Problem details – Gather up all lines that carry the word "User".

Input records –
╭──
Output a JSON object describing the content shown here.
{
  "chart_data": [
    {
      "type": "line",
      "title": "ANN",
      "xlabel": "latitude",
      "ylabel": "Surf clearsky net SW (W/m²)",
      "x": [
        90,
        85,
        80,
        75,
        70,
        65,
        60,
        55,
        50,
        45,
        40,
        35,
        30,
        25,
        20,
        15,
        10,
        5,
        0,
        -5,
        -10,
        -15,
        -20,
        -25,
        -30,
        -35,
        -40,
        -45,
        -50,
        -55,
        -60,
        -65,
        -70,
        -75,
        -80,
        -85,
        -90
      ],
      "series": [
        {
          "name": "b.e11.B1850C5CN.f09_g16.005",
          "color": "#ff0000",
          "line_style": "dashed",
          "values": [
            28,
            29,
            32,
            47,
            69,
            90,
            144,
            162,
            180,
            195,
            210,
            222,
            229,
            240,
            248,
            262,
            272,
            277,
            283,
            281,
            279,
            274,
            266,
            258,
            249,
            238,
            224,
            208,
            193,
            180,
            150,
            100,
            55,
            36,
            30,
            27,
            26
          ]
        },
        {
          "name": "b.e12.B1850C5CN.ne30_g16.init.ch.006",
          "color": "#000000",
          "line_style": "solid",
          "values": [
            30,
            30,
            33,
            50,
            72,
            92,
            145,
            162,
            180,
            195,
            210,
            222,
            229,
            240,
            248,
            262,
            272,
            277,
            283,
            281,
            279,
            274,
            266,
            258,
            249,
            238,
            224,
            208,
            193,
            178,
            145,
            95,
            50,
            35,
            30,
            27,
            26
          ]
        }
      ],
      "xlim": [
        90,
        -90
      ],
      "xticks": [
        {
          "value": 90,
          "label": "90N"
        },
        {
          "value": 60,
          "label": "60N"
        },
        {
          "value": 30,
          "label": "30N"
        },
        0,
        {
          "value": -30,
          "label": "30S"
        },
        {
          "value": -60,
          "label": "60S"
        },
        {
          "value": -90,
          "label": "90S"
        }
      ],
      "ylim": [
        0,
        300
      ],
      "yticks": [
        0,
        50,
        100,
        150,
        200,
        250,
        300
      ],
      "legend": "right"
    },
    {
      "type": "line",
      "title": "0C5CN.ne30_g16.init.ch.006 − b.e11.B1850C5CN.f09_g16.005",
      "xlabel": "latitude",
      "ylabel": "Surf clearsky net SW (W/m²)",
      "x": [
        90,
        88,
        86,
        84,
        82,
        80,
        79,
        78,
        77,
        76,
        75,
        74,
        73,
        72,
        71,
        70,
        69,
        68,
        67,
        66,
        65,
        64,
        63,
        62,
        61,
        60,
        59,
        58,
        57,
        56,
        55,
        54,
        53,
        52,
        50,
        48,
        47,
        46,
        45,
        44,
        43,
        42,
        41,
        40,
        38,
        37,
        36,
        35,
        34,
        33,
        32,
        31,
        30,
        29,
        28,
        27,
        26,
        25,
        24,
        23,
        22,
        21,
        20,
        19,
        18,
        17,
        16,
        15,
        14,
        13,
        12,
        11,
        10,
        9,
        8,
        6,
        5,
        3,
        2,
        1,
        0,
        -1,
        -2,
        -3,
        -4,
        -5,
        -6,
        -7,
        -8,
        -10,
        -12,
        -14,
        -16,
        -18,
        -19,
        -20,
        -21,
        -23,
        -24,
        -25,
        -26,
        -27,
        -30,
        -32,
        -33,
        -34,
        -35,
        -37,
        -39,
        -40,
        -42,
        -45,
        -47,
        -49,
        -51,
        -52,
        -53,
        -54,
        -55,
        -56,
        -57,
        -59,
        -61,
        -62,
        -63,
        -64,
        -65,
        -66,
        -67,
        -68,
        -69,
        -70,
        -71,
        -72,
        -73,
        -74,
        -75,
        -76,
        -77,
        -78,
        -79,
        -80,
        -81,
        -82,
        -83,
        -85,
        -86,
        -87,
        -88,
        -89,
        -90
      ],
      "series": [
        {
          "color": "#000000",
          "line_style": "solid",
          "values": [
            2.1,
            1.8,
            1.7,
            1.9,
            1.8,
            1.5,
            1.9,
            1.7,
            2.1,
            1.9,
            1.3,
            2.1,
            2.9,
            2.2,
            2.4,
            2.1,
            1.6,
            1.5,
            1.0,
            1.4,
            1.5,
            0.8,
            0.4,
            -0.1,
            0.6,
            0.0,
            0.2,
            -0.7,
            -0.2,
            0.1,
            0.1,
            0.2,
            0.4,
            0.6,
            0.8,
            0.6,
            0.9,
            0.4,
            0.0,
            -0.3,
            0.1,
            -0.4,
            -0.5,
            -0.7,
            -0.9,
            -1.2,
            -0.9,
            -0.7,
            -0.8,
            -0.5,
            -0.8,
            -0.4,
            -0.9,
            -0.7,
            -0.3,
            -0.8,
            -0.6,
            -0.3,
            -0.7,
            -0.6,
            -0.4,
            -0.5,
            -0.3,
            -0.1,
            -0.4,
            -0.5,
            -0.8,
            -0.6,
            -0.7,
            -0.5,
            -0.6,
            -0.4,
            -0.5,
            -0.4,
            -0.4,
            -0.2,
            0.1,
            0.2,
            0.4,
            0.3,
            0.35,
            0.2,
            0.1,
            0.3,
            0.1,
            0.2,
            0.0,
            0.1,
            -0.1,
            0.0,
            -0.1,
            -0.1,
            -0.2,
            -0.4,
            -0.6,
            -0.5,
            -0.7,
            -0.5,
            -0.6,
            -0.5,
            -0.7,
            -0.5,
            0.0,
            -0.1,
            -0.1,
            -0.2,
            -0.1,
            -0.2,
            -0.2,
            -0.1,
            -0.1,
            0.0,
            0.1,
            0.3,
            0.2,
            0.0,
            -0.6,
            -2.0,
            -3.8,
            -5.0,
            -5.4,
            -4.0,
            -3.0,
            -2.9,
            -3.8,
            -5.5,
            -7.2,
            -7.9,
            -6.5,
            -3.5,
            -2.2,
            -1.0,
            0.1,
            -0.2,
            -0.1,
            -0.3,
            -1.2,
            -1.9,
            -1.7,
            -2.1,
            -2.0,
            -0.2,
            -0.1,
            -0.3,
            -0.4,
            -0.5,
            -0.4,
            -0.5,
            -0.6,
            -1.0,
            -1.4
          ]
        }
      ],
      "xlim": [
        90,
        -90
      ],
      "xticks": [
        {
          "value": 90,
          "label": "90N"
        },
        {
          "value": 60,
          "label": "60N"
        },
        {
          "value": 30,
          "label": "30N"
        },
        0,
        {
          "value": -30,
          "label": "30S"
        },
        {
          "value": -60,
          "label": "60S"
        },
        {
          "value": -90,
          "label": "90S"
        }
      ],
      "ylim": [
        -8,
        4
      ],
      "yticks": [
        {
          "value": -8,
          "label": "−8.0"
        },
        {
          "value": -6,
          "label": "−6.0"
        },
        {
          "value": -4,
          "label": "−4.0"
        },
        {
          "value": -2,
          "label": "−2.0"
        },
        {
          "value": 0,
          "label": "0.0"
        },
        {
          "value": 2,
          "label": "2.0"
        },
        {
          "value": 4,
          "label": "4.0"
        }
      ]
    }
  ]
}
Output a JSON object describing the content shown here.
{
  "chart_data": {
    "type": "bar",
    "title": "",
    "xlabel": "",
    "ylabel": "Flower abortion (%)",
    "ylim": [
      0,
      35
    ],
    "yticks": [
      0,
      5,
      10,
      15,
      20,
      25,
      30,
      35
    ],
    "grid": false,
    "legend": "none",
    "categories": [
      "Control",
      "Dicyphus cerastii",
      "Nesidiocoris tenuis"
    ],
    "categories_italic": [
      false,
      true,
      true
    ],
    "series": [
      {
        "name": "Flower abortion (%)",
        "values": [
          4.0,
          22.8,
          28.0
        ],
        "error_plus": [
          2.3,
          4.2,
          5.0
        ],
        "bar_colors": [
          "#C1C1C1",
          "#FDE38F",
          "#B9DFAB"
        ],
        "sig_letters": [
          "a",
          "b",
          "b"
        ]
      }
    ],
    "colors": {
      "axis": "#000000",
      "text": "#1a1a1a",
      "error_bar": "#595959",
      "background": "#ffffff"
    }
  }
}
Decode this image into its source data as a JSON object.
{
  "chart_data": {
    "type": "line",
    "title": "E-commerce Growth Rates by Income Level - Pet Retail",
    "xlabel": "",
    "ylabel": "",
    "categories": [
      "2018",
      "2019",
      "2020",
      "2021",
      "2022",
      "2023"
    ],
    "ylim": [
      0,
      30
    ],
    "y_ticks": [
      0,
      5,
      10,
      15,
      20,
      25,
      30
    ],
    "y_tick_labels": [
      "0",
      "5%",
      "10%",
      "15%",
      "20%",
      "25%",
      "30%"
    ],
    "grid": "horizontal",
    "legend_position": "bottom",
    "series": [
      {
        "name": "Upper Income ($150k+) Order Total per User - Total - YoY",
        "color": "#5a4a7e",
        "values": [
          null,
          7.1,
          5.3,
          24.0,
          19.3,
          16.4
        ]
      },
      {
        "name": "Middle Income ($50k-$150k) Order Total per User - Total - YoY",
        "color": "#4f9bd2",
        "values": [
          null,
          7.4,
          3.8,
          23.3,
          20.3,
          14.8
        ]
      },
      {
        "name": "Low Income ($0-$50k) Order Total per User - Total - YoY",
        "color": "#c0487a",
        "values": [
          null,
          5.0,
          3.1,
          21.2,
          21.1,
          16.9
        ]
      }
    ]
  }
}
╰──
Task answer –
        "name": "Upper Income ($150k+) Order Total per User - Total - YoY",
        "name": "Middle Income ($50k-$150k) Order Total per User - Total - YoY",
        "name": "Low Income ($0-$50k) Order Total per User - Total - YoY",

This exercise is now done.